[Source records]
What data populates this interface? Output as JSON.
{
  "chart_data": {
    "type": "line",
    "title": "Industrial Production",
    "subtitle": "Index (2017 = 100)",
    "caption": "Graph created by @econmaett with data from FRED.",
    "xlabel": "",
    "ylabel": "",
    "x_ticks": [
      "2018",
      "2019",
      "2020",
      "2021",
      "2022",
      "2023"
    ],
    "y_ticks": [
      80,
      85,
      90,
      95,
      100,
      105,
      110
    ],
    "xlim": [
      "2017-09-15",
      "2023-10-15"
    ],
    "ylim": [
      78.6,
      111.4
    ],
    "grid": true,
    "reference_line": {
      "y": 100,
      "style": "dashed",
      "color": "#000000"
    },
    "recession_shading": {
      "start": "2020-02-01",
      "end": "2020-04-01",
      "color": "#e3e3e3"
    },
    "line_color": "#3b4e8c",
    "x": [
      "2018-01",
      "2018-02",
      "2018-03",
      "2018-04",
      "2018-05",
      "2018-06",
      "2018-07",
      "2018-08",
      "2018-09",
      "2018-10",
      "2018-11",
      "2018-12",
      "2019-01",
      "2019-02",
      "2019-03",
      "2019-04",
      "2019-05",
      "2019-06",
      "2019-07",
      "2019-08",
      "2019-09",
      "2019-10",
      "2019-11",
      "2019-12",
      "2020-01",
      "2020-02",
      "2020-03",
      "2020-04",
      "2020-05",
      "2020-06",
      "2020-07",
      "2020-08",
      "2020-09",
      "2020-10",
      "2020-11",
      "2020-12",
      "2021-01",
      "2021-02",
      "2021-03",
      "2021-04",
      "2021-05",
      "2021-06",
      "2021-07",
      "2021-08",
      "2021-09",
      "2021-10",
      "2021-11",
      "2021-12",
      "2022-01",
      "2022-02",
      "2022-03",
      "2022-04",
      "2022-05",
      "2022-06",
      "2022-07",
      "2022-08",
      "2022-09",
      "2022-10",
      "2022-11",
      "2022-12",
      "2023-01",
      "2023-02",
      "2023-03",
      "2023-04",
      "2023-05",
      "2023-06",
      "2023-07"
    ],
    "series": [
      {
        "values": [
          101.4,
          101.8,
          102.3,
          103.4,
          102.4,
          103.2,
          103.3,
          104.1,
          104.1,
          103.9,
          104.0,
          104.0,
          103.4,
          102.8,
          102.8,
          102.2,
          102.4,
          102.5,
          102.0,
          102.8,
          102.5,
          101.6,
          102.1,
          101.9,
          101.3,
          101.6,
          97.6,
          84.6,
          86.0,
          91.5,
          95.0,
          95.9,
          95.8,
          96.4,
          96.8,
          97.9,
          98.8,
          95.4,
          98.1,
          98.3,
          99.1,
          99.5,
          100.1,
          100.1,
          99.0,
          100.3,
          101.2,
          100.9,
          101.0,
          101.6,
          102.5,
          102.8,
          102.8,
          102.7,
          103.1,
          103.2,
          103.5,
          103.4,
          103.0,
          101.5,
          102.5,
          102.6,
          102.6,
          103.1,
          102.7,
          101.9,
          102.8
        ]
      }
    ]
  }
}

→ **Aim**: Every line of the data above should be reproduced word for word.

→ **Answer for this exercise**:
What data populates this interface? Output as JSON.
{
  "chart_data": {
    "type": "line",
    "title": "Industrial Production",
    "subtitle": "Index (2017 = 100)",
    "caption": "Graph created by @econmaett with data from FRED.",
    "xlabel": "",
    "ylabel": "",
    "x_ticks": [
      "2018",
      "2019",
      "2020",
      "2021",
      "2022",
      "2023"
    ],
    "y_ticks": [
      80,
      85,
      90,
      95,
      100,
      105,
      110
    ],
    "xlim": [
      "2017-09-15",
      "2023-10-15"
    ],
    "ylim": [
      78.6,
      111.4
    ],
    "grid": true,
    "reference_line": {
      "y": 100,
      "style": "dashed",
      "color": "#000000"
    },
    "recession_shading": {
      "start": "2020-02-01",
      "end": "2020-04-01",
      "color": "#e3e3e3"
    },
    "line_color": "#3b4e8c",
    "x": [
      "2018-01",
      "2018-02",
      "2018-03",
      "2018-04",
      "2018-05",
      "2018-06",
      "2018-07",
      "2018-08",
      "2018-09",
      "2018-10",
      "2018-11",
      "2018-12",
      "2019-01",
      "2019-02",
      "2019-03",
      "2019-04",
      "2019-05",
      "2019-06",
      "2019-07",
      "2019-08",
      "2019-09",
      "2019-10",
      "2019-11",
      "2019-12",
      "2020-01",
      "2020-02",
      "2020-03",
      "2020-04",
      "2020-05",
      "2020-06",
      "2020-07",
      "2020-08",
      "2020-09",
      "2020-10",
      "2020-11",
      "2020-12",
      "2021-01",
      "2021-02",
      "2021-03",
      "2021-04",
      "2021-05",
      "2021-06",
      "2021-07",
      "2021-08",
      "2021-09",
      "2021-10",
      "2021-11",
      "2021-12",
      "2022-01",
      "2022-02",
      "2022-03",
      "2022-04",
      "2022-05",
      "2022-06",
      "2022-07",
      "2022-08",
      "2022-09",
      "2022-10",
      "2022-11",
      "2022-12",
      "2023-01",
      "2023-02",
      "2023-03",
      "2023-04",
      "2023-05",
      "2023-06",
      "2023-07"
    ],
    "series": [
      {
        "values": [
          101.4,
          101.8,
          102.3,
          103.4,
          102.4,
          103.2,
          103.3,
          104.1,
          104.1,
          103.9,
          104.0,
          104.0,
          103.4,
          102.8,
          102.8,
          102.2,
          102.4,
          102.5,
          102.0,
          102.8,
          102.5,
          101.6,
          102.1,
          101.9,
          101.3,
          101.6,
          97.6,
          84.6,
          86.0,
          91.5,
          95.0,
          95.9,
          95.8,
          96.4,
          96.8,
          97.9,
          98.8,
          95.4,
          98.1,
          98.3,
          99.1,
          99.5,
          100.1,
          100.1,
          99.0,
          100.3,
          101.2,
          100.9,
          101.0,
          101.6,
          102.5,
          102.8,
          102.8,
          102.7,
          103.1,
          103.2,
          103.5,
          103.4,
          103.0,
          101.5,
          102.5,
          102.6,
          102.6,
          103.1,
          102.7,
          101.9,
          102.8
        ]
      }
    ]
  }
}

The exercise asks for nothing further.